Exercise directions →
Write out each entry again. Keep every word exactly as it is.

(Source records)
====

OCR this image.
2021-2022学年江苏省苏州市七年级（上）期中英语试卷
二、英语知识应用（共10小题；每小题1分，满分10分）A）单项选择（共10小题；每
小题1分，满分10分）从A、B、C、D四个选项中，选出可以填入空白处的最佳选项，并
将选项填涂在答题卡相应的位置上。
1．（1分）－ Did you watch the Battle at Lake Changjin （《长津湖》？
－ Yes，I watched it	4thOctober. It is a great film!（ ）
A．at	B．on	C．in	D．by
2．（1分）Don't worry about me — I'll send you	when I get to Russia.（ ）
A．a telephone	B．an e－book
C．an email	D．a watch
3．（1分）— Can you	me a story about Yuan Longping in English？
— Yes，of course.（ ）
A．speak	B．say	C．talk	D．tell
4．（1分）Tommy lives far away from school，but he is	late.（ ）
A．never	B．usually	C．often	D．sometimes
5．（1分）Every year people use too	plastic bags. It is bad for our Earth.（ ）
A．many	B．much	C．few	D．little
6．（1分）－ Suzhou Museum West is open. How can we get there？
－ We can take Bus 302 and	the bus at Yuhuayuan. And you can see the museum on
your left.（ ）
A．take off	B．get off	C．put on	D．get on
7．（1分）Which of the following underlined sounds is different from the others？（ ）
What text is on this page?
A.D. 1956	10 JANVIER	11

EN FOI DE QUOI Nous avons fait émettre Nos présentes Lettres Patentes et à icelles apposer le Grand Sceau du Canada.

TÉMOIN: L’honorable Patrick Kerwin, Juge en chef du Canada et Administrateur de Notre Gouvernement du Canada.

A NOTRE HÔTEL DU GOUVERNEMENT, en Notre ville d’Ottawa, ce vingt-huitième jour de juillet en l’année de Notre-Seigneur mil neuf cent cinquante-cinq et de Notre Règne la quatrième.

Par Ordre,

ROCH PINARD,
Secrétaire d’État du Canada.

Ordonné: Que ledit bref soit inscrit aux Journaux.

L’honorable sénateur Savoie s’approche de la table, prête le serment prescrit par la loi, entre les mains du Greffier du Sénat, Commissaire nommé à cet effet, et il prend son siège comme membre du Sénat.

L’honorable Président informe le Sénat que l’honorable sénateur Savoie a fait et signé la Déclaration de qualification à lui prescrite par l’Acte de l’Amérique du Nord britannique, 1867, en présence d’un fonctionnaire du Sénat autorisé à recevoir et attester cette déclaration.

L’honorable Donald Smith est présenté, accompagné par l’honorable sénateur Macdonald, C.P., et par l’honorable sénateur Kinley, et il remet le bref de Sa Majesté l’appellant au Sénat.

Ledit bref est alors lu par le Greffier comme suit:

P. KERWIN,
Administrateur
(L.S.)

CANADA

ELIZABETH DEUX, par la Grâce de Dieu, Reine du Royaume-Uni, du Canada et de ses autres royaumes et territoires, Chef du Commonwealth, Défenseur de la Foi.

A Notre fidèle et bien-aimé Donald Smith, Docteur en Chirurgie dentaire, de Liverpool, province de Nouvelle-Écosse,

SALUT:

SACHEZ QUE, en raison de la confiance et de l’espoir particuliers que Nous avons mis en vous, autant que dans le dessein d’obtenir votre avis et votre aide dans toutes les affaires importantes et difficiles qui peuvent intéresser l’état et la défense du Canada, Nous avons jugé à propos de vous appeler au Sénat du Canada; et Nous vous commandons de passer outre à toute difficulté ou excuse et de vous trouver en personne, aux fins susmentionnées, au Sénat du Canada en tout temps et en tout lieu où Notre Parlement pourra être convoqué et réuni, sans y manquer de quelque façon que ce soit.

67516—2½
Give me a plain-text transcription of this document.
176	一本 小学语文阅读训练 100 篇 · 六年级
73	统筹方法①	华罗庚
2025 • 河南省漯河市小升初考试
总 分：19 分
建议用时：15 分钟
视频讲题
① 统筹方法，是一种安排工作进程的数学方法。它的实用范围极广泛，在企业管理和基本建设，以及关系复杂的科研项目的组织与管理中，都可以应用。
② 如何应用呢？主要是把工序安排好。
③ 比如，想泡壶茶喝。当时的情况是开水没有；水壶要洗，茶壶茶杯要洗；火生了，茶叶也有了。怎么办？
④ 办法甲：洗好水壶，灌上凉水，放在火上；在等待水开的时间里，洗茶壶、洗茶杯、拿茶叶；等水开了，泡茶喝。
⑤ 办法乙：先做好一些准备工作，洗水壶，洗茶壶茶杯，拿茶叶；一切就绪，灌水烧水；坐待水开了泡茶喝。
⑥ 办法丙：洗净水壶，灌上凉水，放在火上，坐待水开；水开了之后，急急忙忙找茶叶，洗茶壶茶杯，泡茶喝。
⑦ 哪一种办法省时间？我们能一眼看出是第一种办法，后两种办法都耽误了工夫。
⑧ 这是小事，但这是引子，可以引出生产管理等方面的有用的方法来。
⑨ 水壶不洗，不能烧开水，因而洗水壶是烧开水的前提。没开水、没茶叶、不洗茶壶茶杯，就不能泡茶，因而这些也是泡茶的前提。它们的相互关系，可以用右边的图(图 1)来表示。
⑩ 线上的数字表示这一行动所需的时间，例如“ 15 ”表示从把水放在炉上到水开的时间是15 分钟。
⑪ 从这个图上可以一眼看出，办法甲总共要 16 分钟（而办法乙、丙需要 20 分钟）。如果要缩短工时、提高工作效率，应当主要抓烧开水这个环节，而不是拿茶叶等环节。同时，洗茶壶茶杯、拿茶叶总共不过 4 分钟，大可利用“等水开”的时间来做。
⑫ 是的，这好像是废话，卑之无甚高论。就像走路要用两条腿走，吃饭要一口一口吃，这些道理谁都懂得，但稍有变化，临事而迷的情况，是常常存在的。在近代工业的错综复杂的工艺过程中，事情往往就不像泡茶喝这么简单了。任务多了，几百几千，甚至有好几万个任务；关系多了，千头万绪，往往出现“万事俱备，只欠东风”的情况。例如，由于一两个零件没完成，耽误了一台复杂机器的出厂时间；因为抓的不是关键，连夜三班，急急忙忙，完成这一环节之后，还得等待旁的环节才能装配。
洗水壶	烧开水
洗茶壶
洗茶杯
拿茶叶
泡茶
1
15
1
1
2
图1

====

Answer to the task →
OCR this image.
2021-2022学年江苏省苏州市七年级（上）期中英语试卷
二、英语知识应用（共10小题；每小题1分，满分10分）A）单项选择（共10小题；每
小题1分，满分10分）从A、B、C、D四个选项中，选出可以填入空白处的最佳选项，并
将选项填涂在答题卡相应的位置上。
1．（1分）－ Did you watch the Battle at Lake Changjin （《长津湖》？
－ Yes，I watched it	4thOctober. It is a great film!（ ）
A．at	B．on	C．in	D．by
2．（1分）Don't worry about me — I'll send you	when I get to Russia.（ ）
A．a telephone	B．an e－book
C．an email	D．a watch
3．（1分）— Can you	me a story about Yuan Longping in English？
— Yes，of course.（ ）
A．speak	B．say	C．talk	D．tell
4．（1分）Tommy lives far away from school，but he is	late.（ ）
A．never	B．usually	C．often	D．sometimes
5．（1分）Every year people use too	plastic bags. It is bad for our Earth.（ ）
A．many	B．much	C．few	D．little
6．（1分）－ Suzhou Museum West is open. How can we get there？
－ We can take Bus 302 and	the bus at Yuhuayuan. And you can see the museum on
your left.（ ）
A．take off	B．get off	C．put on	D．get on
7．（1分）Which of the following underlined sounds is different from the others？（ ）
What text is on this page?
A.D. 1956	10 JANVIER	11

EN FOI DE QUOI Nous avons fait émettre Nos présentes Lettres Patentes et à icelles apposer le Grand Sceau du Canada.

TÉMOIN: L’honorable Patrick Kerwin, Juge en chef du Canada et Administrateur de Notre Gouvernement du Canada.

A NOTRE HÔTEL DU GOUVERNEMENT, en Notre ville d’Ottawa, ce vingt-huitième jour de juillet en l’année de Notre-Seigneur mil neuf cent cinquante-cinq et de Notre Règne la quatrième.

Par Ordre,

ROCH PINARD,
Secrétaire d’État du Canada.

Ordonné: Que ledit bref soit inscrit aux Journaux.

L’honorable sénateur Savoie s’approche de la table, prête le serment prescrit par la loi, entre les mains du Greffier du Sénat, Commissaire nommé à cet effet, et il prend son siège comme membre du Sénat.

L’honorable Président informe le Sénat que l’honorable sénateur Savoie a fait et signé la Déclaration de qualification à lui prescrite par l’Acte de l’Amérique du Nord britannique, 1867, en présence d’un fonctionnaire du Sénat autorisé à recevoir et attester cette déclaration.

L’honorable Donald Smith est présenté, accompagné par l’honorable sénateur Macdonald, C.P., et par l’honorable sénateur Kinley, et il remet le bref de Sa Majesté l’appellant au Sénat.

Ledit bref est alors lu par le Greffier comme suit:

P. KERWIN,
Administrateur
(L.S.)

CANADA

ELIZABETH DEUX, par la Grâce de Dieu, Reine du Royaume-Uni, du Canada et de ses autres royaumes et territoires, Chef du Commonwealth, Défenseur de la Foi.

A Notre fidèle et bien-aimé Donald Smith, Docteur en Chirurgie dentaire, de Liverpool, province de Nouvelle-Écosse,

SALUT:

SACHEZ QUE, en raison de la confiance et de l’espoir particuliers que Nous avons mis en vous, autant que dans le dessein d’obtenir votre avis et votre aide dans toutes les affaires importantes et difficiles qui peuvent intéresser l’état et la défense du Canada, Nous avons jugé à propos de vous appeler au Sénat du Canada; et Nous vous commandons de passer outre à toute difficulté ou excuse et de vous trouver en personne, aux fins susmentionnées, au Sénat du Canada en tout temps et en tout lieu où Notre Parlement pourra être convoqué et réuni, sans y manquer de quelque façon que ce soit.

67516—2½
Give me a plain-text transcription of this document.
176	一本 小学语文阅读训练 100 篇 · 六年级
73	统筹方法①	华罗庚
2025 • 河南省漯河市小升初考试
总 分：19 分
建议用时：15 分钟
视频讲题
① 统筹方法，是一种安排工作进程的数学方法。它的实用范围极广泛，在企业管理和基本建设，以及关系复杂的科研项目的组织与管理中，都可以应用。
② 如何应用呢？主要是把工序安排好。
③ 比如，想泡壶茶喝。当时的情况是开水没有；水壶要洗，茶壶茶杯要洗；火生了，茶叶也有了。怎么办？
④ 办法甲：洗好水壶，灌上凉水，放在火上；在等待水开的时间里，洗茶壶、洗茶杯、拿茶叶；等水开了，泡茶喝。
⑤ 办法乙：先做好一些准备工作，洗水壶，洗茶壶茶杯，拿茶叶；一切就绪，灌水烧水；坐待水开了泡茶喝。
⑥ 办法丙：洗净水壶，灌上凉水，放在火上，坐待水开；水开了之后，急急忙忙找茶叶，洗茶壶茶杯，泡茶喝。
⑦ 哪一种办法省时间？我们能一眼看出是第一种办法，后两种办法都耽误了工夫。
⑧ 这是小事，但这是引子，可以引出生产管理等方面的有用的方法来。
⑨ 水壶不洗，不能烧开水，因而洗水壶是烧开水的前提。没开水、没茶叶、不洗茶壶茶杯，就不能泡茶，因而这些也是泡茶的前提。它们的相互关系，可以用右边的图(图 1)来表示。
⑩ 线上的数字表示这一行动所需的时间，例如“ 15 ”表示从把水放在炉上到水开的时间是15 分钟。
⑪ 从这个图上可以一眼看出，办法甲总共要 16 分钟（而办法乙、丙需要 20 分钟）。如果要缩短工时、提高工作效率，应当主要抓烧开水这个环节，而不是拿茶叶等环节。同时，洗茶壶茶杯、拿茶叶总共不过 4 分钟，大可利用“等水开”的时间来做。
⑫ 是的，这好像是废话，卑之无甚高论。就像走路要用两条腿走，吃饭要一口一口吃，这些道理谁都懂得，但稍有变化，临事而迷的情况，是常常存在的。在近代工业的错综复杂的工艺过程中，事情往往就不像泡茶喝这么简单了。任务多了，几百几千，甚至有好几万个任务；关系多了，千头万绪，往往出现“万事俱备，只欠东风”的情况。例如，由于一两个零件没完成，耽误了一台复杂机器的出厂时间；因为抓的不是关键，连夜三班，急急忙忙，完成这一环节之后，还得等待旁的环节才能装配。
洗水壶	烧开水
洗茶壶
洗茶杯
拿茶叶
泡茶
1
15
1
1
2
图1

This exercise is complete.